### TASK
Track down every line below that holds "JSON" and copy it.

Data entries
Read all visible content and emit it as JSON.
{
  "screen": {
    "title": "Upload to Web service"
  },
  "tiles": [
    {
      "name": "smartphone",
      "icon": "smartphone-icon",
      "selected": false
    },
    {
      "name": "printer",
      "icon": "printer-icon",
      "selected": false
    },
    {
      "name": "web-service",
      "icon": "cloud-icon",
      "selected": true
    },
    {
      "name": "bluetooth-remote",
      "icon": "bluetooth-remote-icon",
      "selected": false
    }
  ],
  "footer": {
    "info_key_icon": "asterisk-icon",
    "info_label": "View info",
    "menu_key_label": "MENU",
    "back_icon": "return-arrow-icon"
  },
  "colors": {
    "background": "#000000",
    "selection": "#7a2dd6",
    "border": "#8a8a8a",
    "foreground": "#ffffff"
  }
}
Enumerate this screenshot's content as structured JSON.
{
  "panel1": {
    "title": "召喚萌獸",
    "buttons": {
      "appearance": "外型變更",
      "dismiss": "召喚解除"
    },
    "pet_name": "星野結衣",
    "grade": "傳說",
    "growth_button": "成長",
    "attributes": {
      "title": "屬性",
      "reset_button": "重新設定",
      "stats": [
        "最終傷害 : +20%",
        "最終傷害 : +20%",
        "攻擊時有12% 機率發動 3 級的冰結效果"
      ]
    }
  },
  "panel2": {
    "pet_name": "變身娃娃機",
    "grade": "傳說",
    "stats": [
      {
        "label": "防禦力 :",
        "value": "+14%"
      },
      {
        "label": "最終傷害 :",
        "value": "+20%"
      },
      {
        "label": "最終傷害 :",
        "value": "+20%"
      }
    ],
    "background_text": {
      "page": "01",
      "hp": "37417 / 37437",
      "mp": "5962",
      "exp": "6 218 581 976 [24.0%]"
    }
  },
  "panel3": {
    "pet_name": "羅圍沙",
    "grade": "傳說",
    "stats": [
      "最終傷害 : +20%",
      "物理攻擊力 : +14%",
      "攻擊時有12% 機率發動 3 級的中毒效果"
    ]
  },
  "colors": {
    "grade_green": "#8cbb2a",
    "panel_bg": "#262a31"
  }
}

### THE RESULT
Read all visible content and emit it as JSON.
Enumerate this screenshot's content as structured JSON.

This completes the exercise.